─── SOURCE MATERIAL
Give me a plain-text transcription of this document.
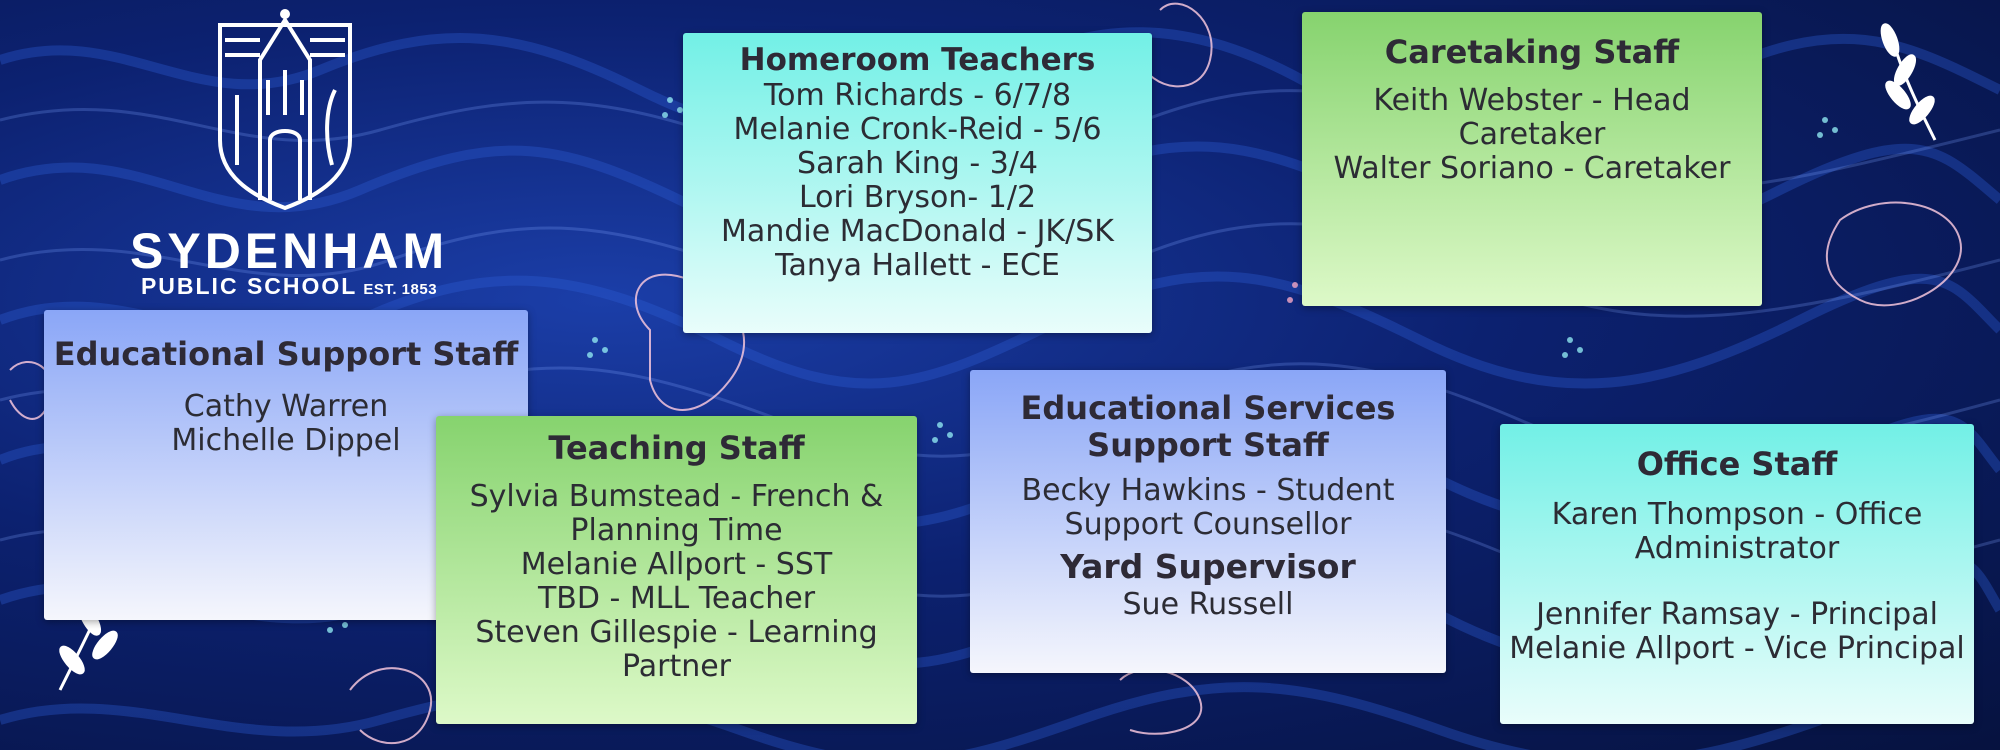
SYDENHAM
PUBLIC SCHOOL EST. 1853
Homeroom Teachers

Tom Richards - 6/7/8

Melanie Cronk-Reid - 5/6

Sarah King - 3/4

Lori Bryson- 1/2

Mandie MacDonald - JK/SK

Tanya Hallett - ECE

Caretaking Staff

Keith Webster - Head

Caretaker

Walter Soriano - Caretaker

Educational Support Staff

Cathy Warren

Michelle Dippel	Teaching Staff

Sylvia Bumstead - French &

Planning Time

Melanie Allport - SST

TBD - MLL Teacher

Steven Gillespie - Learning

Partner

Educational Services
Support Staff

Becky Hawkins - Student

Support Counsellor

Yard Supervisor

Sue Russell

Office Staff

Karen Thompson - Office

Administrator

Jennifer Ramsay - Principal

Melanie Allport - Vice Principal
──────
[GOAL]: How many lines of these entries contain "Allport"? Answer with the number and nothing else.

[TASK RESPONSE]: 2